## What is expected
Pictures are not part of the copy; repeat everything else in the records exactly.

## Data

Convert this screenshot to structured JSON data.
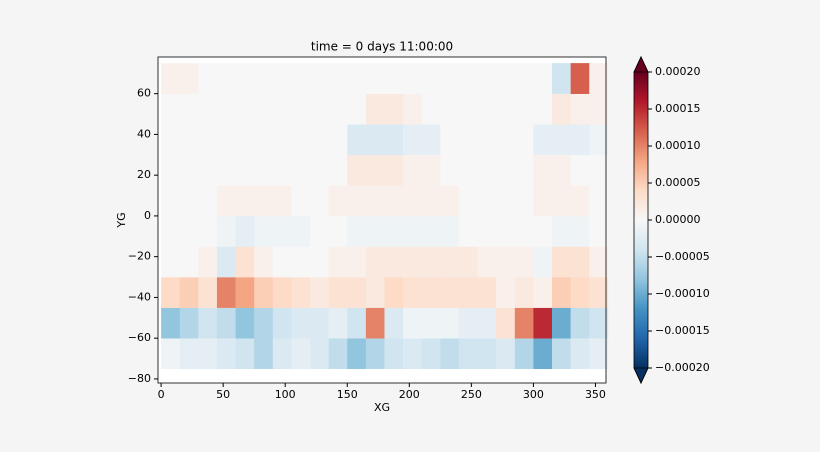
{
  "chart_data": {
    "type": "heatmap",
    "title": "time = 0 days 11:00:00",
    "x_label": "XG",
    "y_label": "YG",
    "x_edges": [
      0,
      15,
      30,
      45,
      60,
      75,
      90,
      105,
      120,
      135,
      150,
      165,
      180,
      195,
      210,
      225,
      240,
      255,
      270,
      285,
      300,
      315,
      330,
      345,
      360
    ],
    "y_edges": [
      -75,
      -60,
      -45,
      -30,
      -15,
      0,
      15,
      30,
      45,
      60,
      75
    ],
    "values": [
      [
        -1e-05,
        -2e-05,
        -2e-05,
        -3e-05,
        -4e-05,
        -6e-05,
        -3e-05,
        -2e-05,
        -3e-05,
        -5e-05,
        -8e-05,
        -6e-05,
        -4e-05,
        -3e-05,
        -4e-05,
        -5e-05,
        -4e-05,
        -4e-05,
        -3e-05,
        -6e-05,
        -0.0001,
        -5e-05,
        -3e-05,
        -2e-05
      ],
      [
        -8e-05,
        -6e-05,
        -4e-05,
        -5e-05,
        -8e-05,
        -6e-05,
        -4e-05,
        -3e-05,
        -3e-05,
        -2e-05,
        -4e-05,
        0.0001,
        -3e-05,
        -1e-05,
        -1e-05,
        -1e-05,
        -2e-05,
        -2e-05,
        3e-05,
        0.0001,
        0.00015,
        -0.0001,
        -5e-05,
        -4e-05
      ],
      [
        4e-05,
        5e-05,
        3e-05,
        0.0001,
        8e-05,
        5e-05,
        4e-05,
        3e-05,
        2e-05,
        3e-05,
        3e-05,
        2e-05,
        4e-05,
        3e-05,
        3e-05,
        3e-05,
        3e-05,
        3e-05,
        1e-05,
        2e-05,
        1e-05,
        5e-05,
        4e-05,
        3e-05
      ],
      [
        0,
        0,
        1e-05,
        -3e-05,
        3e-05,
        1e-05,
        0,
        0,
        0,
        1e-05,
        1e-05,
        2e-05,
        2e-05,
        2e-05,
        2e-05,
        2e-05,
        2e-05,
        1e-05,
        1e-05,
        1e-05,
        -1e-05,
        3e-05,
        3e-05,
        1e-05
      ],
      [
        0,
        0,
        0,
        -1e-05,
        -2e-05,
        -1e-05,
        -1e-05,
        -1e-05,
        0,
        0,
        -1e-05,
        -1e-05,
        -1e-05,
        -1e-05,
        -1e-05,
        -1e-05,
        0,
        0,
        0,
        0,
        0,
        -1e-05,
        -1e-05,
        0
      ],
      [
        0,
        0,
        0,
        1e-05,
        1e-05,
        1e-05,
        1e-05,
        0,
        0,
        1e-05,
        1e-05,
        1e-05,
        1e-05,
        1e-05,
        1e-05,
        1e-05,
        0,
        0,
        0,
        0,
        1e-05,
        1e-05,
        1e-05,
        0
      ],
      [
        0,
        0,
        0,
        0,
        0,
        0,
        0,
        0,
        0,
        0,
        2e-05,
        2e-05,
        2e-05,
        1e-05,
        1e-05,
        0,
        0,
        0,
        0,
        0,
        1e-05,
        1e-05,
        0,
        0
      ],
      [
        0,
        0,
        0,
        0,
        0,
        0,
        0,
        0,
        0,
        0,
        -3e-05,
        -3e-05,
        -3e-05,
        -2e-05,
        -2e-05,
        0,
        0,
        0,
        0,
        0,
        -2e-05,
        -2e-05,
        -2e-05,
        -1e-05
      ],
      [
        0,
        0,
        0,
        0,
        0,
        0,
        0,
        0,
        0,
        0,
        0,
        2e-05,
        2e-05,
        1e-05,
        0,
        0,
        0,
        0,
        0,
        0,
        0,
        2e-05,
        1e-05,
        1e-05
      ],
      [
        1e-05,
        1e-05,
        0,
        0,
        0,
        0,
        0,
        0,
        0,
        0,
        0,
        0,
        0,
        0,
        0,
        0,
        0,
        0,
        0,
        0,
        0,
        -4e-05,
        0.00012,
        1e-05
      ]
    ],
    "xlim": [
      -2.5,
      358.5
    ],
    "ylim": [
      -82,
      78
    ],
    "xticks": [
      0,
      50,
      100,
      150,
      200,
      250,
      300,
      350
    ],
    "yticks": [
      {
        "value": -80,
        "label": "−80"
      },
      {
        "value": -60,
        "label": "−60"
      },
      {
        "value": -40,
        "label": "−40"
      },
      {
        "value": -20,
        "label": "−20"
      },
      0,
      20,
      40,
      60
    ],
    "colormap": "RdBu_r",
    "clim": [
      -0.0002,
      0.0002
    ],
    "cticks": [
      {
        "value": -0.0002,
        "label": "−0.00020"
      },
      {
        "value": -0.00015,
        "label": "−0.00015"
      },
      {
        "value": -0.0001,
        "label": "−0.00010"
      },
      {
        "value": -5e-05,
        "label": "−0.00005"
      },
      {
        "value": 0,
        "label": "0.00000"
      },
      {
        "value": 5e-05,
        "label": "0.00005"
      },
      {
        "value": 0.0001,
        "label": "0.00010"
      },
      {
        "value": 0.00015,
        "label": "0.00015"
      },
      {
        "value": 0.0002,
        "label": "0.00020"
      }
    ]
  }
}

## Final result
Convert this screenshot to structured JSON data.
{
  "chart_data": {
    "type": "heatmap",
    "title": "time = 0 days 11:00:00",
    "x_label": "XG",
    "y_label": "YG",
    "x_edges": [
      0,
      15,
      30,
      45,
      60,
      75,
      90,
      105,
      120,
      135,
      150,
      165,
      180,
      195,
      210,
      225,
      240,
      255,
      270,
      285,
      300,
      315,
      330,
      345,
      360
    ],
    "y_edges": [
      -75,
      -60,
      -45,
      -30,
      -15,
      0,
      15,
      30,
      45,
      60,
      75
    ],
    "values": [
      [
        -1e-05,
        -2e-05,
        -2e-05,
        -3e-05,
        -4e-05,
        -6e-05,
        -3e-05,
        -2e-05,
        -3e-05,
        -5e-05,
        -8e-05,
        -6e-05,
        -4e-05,
        -3e-05,
        -4e-05,
        -5e-05,
        -4e-05,
        -4e-05,
        -3e-05,
        -6e-05,
        -0.0001,
        -5e-05,
        -3e-05,
        -2e-05
      ],
      [
        -8e-05,
        -6e-05,
        -4e-05,
        -5e-05,
        -8e-05,
        -6e-05,
        -4e-05,
        -3e-05,
        -3e-05,
        -2e-05,
        -4e-05,
        0.0001,
        -3e-05,
        -1e-05,
        -1e-05,
        -1e-05,
        -2e-05,
        -2e-05,
        3e-05,
        0.0001,
        0.00015,
        -0.0001,
        -5e-05,
        -4e-05
      ],
      [
        4e-05,
        5e-05,
        3e-05,
        0.0001,
        8e-05,
        5e-05,
        4e-05,
        3e-05,
        2e-05,
        3e-05,
        3e-05,
        2e-05,
        4e-05,
        3e-05,
        3e-05,
        3e-05,
        3e-05,
        3e-05,
        1e-05,
        2e-05,
        1e-05,
        5e-05,
        4e-05,
        3e-05
      ],
      [
        0,
        0,
        1e-05,
        -3e-05,
        3e-05,
        1e-05,
        0,
        0,
        0,
        1e-05,
        1e-05,
        2e-05,
        2e-05,
        2e-05,
        2e-05,
        2e-05,
        2e-05,
        1e-05,
        1e-05,
        1e-05,
        -1e-05,
        3e-05,
        3e-05,
        1e-05
      ],
      [
        0,
        0,
        0,
        -1e-05,
        -2e-05,
        -1e-05,
        -1e-05,
        -1e-05,
        0,
        0,
        -1e-05,
        -1e-05,
        -1e-05,
        -1e-05,
        -1e-05,
        -1e-05,
        0,
        0,
        0,
        0,
        0,
        -1e-05,
        -1e-05,
        0
      ],
      [
        0,
        0,
        0,
        1e-05,
        1e-05,
        1e-05,
        1e-05,
        0,
        0,
        1e-05,
        1e-05,
        1e-05,
        1e-05,
        1e-05,
        1e-05,
        1e-05,
        0,
        0,
        0,
        0,
        1e-05,
        1e-05,
        1e-05,
        0
      ],
      [
        0,
        0,
        0,
        0,
        0,
        0,
        0,
        0,
        0,
        0,
        2e-05,
        2e-05,
        2e-05,
        1e-05,
        1e-05,
        0,
        0,
        0,
        0,
        0,
        1e-05,
        1e-05,
        0,
        0
      ],
      [
        0,
        0,
        0,
        0,
        0,
        0,
        0,
        0,
        0,
        0,
        -3e-05,
        -3e-05,
        -3e-05,
        -2e-05,
        -2e-05,
        0,
        0,
        0,
        0,
        0,
        -2e-05,
        -2e-05,
        -2e-05,
        -1e-05
      ],
      [
        0,
        0,
        0,
        0,
        0,
        0,
        0,
        0,
        0,
        0,
        0,
        2e-05,
        2e-05,
        1e-05,
        0,
        0,
        0,
        0,
        0,
        0,
        0,
        2e-05,
        1e-05,
        1e-05
      ],
      [
        1e-05,
        1e-05,
        0,
        0,
        0,
        0,
        0,
        0,
        0,
        0,
        0,
        0,
        0,
        0,
        0,
        0,
        0,
        0,
        0,
        0,
        0,
        -4e-05,
        0.00012,
        1e-05
      ]
    ],
    "xlim": [
      -2.5,
      358.5
    ],
    "ylim": [
      -82,
      78
    ],
    "xticks": [
      0,
      50,
      100,
      150,
      200,
      250,
      300,
      350
    ],
    "yticks": [
      {
        "value": -80,
        "label": "−80"
      },
      {
        "value": -60,
        "label": "−60"
      },
      {
        "value": -40,
        "label": "−40"
      },
      {
        "value": -20,
        "label": "−20"
      },
      0,
      20,
      40,
      60
    ],
    "colormap": "RdBu_r",
    "clim": [
      -0.0002,
      0.0002
    ],
    "cticks": [
      {
        "value": -0.0002,
        "label": "−0.00020"
      },
      {
        "value": -0.00015,
        "label": "−0.00015"
      },
      {
        "value": -0.0001,
        "label": "−0.00010"
      },
      {
        "value": -5e-05,
        "label": "−0.00005"
      },
      {
        "value": 0,
        "label": "0.00000"
      },
      {
        "value": 5e-05,
        "label": "0.00005"
      },
      {
        "value": 0.0001,
        "label": "0.00010"
      },
      {
        "value": 0.00015,
        "label": "0.00015"
      },
      {
        "value": 0.0002,
        "label": "0.00020"
      }
    ]
  }
}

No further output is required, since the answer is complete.